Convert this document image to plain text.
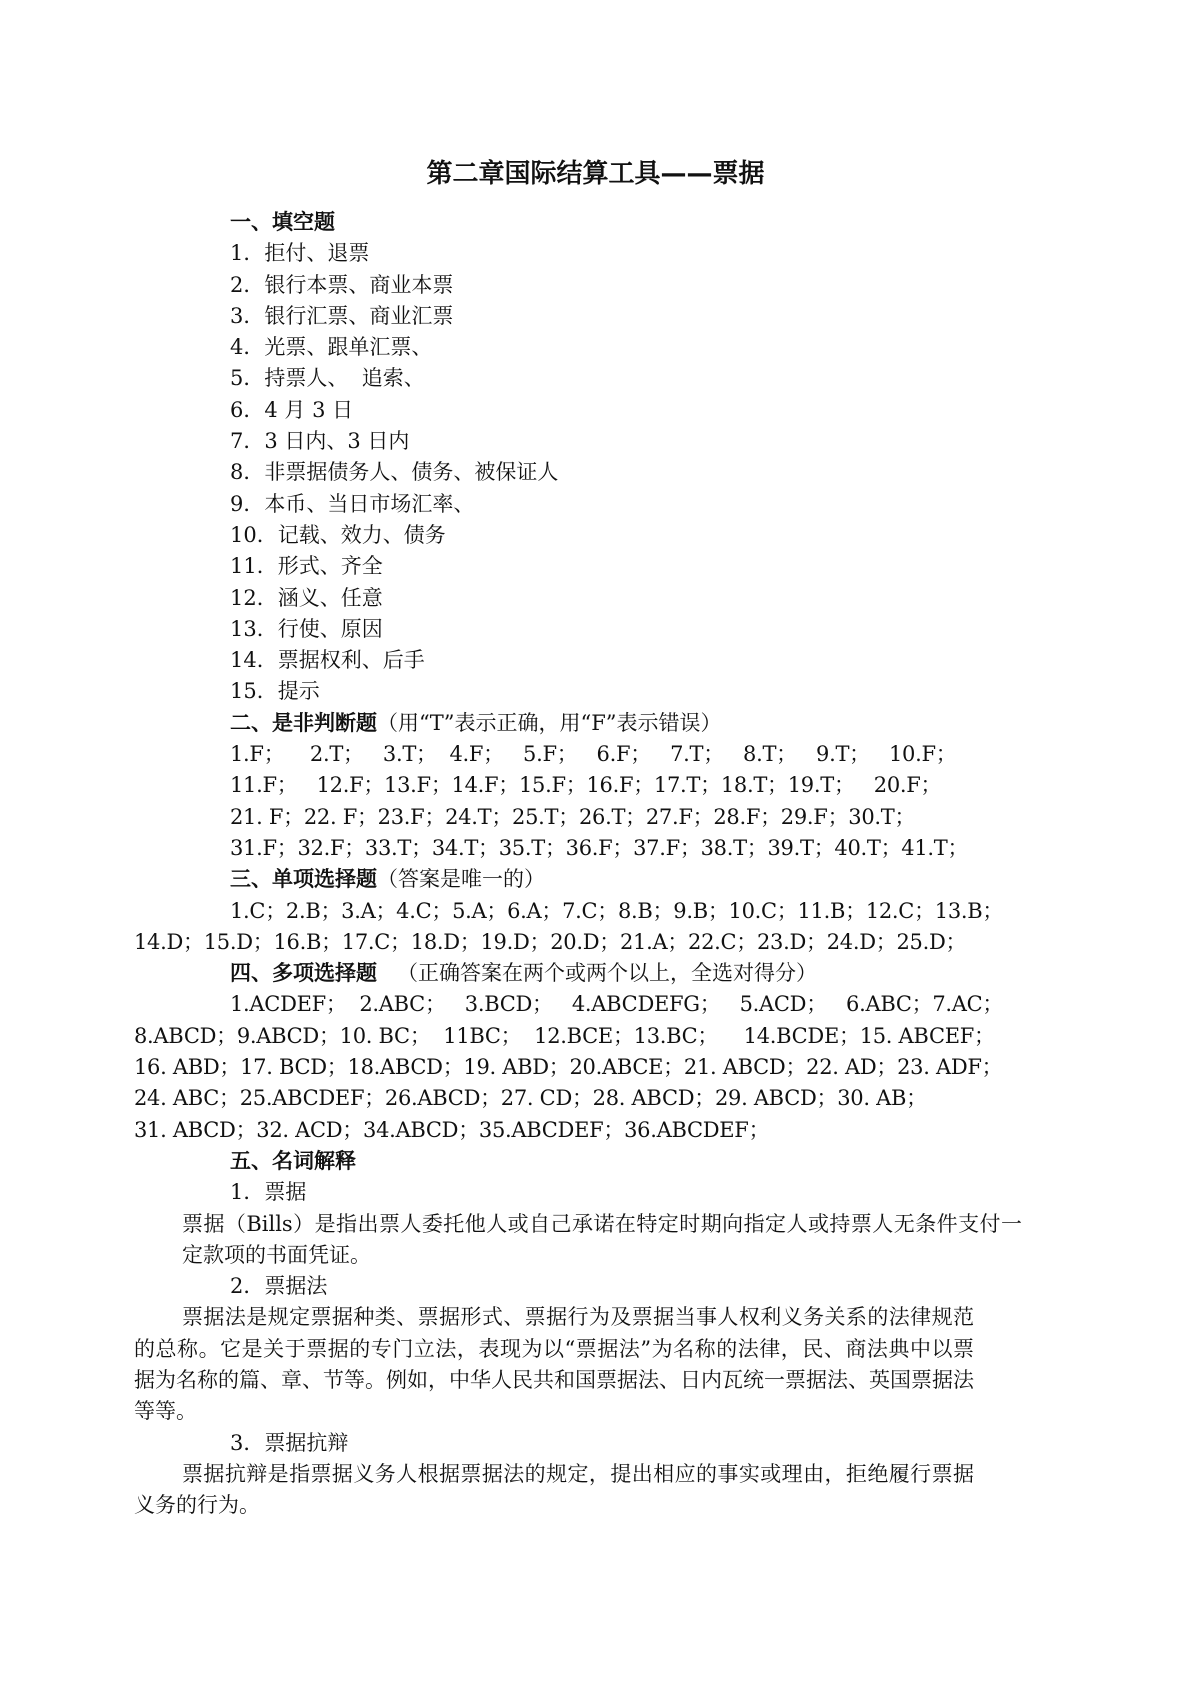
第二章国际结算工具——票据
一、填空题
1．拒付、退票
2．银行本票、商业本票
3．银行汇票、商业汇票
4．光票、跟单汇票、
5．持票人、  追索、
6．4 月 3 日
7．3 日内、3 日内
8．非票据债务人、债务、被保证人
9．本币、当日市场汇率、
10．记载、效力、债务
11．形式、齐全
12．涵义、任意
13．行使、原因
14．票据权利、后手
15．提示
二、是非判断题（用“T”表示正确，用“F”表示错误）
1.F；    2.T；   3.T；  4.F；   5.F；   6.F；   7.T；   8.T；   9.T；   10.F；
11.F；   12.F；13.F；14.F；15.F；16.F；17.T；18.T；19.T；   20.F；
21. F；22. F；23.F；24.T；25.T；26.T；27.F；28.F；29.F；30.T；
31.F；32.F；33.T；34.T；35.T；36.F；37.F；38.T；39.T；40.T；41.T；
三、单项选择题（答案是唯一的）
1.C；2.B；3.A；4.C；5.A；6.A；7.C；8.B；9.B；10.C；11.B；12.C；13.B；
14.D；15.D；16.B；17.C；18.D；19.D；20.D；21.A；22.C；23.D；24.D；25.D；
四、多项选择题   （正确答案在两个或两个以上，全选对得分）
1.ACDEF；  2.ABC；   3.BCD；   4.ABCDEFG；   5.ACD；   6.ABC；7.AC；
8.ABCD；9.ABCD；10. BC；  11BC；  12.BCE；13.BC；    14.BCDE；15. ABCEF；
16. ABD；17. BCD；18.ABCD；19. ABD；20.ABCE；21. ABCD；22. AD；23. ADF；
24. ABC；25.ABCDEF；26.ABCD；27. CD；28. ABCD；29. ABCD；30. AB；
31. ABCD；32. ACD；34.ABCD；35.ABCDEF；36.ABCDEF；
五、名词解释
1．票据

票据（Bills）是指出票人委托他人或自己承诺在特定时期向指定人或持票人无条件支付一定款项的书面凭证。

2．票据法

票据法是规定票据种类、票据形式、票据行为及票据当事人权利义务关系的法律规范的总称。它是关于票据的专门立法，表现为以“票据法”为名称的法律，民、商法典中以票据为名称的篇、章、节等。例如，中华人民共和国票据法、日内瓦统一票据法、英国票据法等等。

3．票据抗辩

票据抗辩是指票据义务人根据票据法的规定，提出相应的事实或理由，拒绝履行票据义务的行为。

○ ○ ○ ○

# EXERCISE DESCRIPTION:
Copy each line exactly, and leave the pictures out of your copy.

# FINISHED TASK:
Convert this document image to plain text.
第二章国际结算工具——票据
一、填空题
1．拒付、退票
2．银行本票、商业本票
3．银行汇票、商业汇票
4．光票、跟单汇票、
5．持票人、  追索、
6．4 月 3 日
7．3 日内、3 日内
8．非票据债务人、债务、被保证人
9．本币、当日市场汇率、
10．记载、效力、债务
11．形式、齐全
12．涵义、任意
13．行使、原因
14．票据权利、后手
15．提示
二、是非判断题（用“T”表示正确，用“F”表示错误）
1.F；    2.T；   3.T；  4.F；   5.F；   6.F；   7.T；   8.T；   9.T；   10.F；
11.F；   12.F；13.F；14.F；15.F；16.F；17.T；18.T；19.T；   20.F；
21. F；22. F；23.F；24.T；25.T；26.T；27.F；28.F；29.F；30.T；
31.F；32.F；33.T；34.T；35.T；36.F；37.F；38.T；39.T；40.T；41.T；
三、单项选择题（答案是唯一的）
1.C；2.B；3.A；4.C；5.A；6.A；7.C；8.B；9.B；10.C；11.B；12.C；13.B；
14.D；15.D；16.B；17.C；18.D；19.D；20.D；21.A；22.C；23.D；24.D；25.D；
四、多项选择题   （正确答案在两个或两个以上，全选对得分）
1.ACDEF；  2.ABC；   3.BCD；   4.ABCDEFG；   5.ACD；   6.ABC；7.AC；
8.ABCD；9.ABCD；10. BC；  11BC；  12.BCE；13.BC；    14.BCDE；15. ABCEF；
16. ABD；17. BCD；18.ABCD；19. ABD；20.ABCE；21. ABCD；22. AD；23. ADF；
24. ABC；25.ABCDEF；26.ABCD；27. CD；28. ABCD；29. ABCD；30. AB；
31. ABCD；32. ACD；34.ABCD；35.ABCDEF；36.ABCDEF；
五、名词解释
1．票据

票据（Bills）是指出票人委托他人或自己承诺在特定时期向指定人或持票人无条件支付一定款项的书面凭证。

2．票据法

票据法是规定票据种类、票据形式、票据行为及票据当事人权利义务关系的法律规范的总称。它是关于票据的专门立法，表现为以“票据法”为名称的法律，民、商法典中以票据为名称的篇、章、节等。例如，中华人民共和国票据法、日内瓦统一票据法、英国票据法等等。

3．票据抗辩

票据抗辩是指票据义务人根据票据法的规定，提出相应的事实或理由，拒绝履行票据义务的行为。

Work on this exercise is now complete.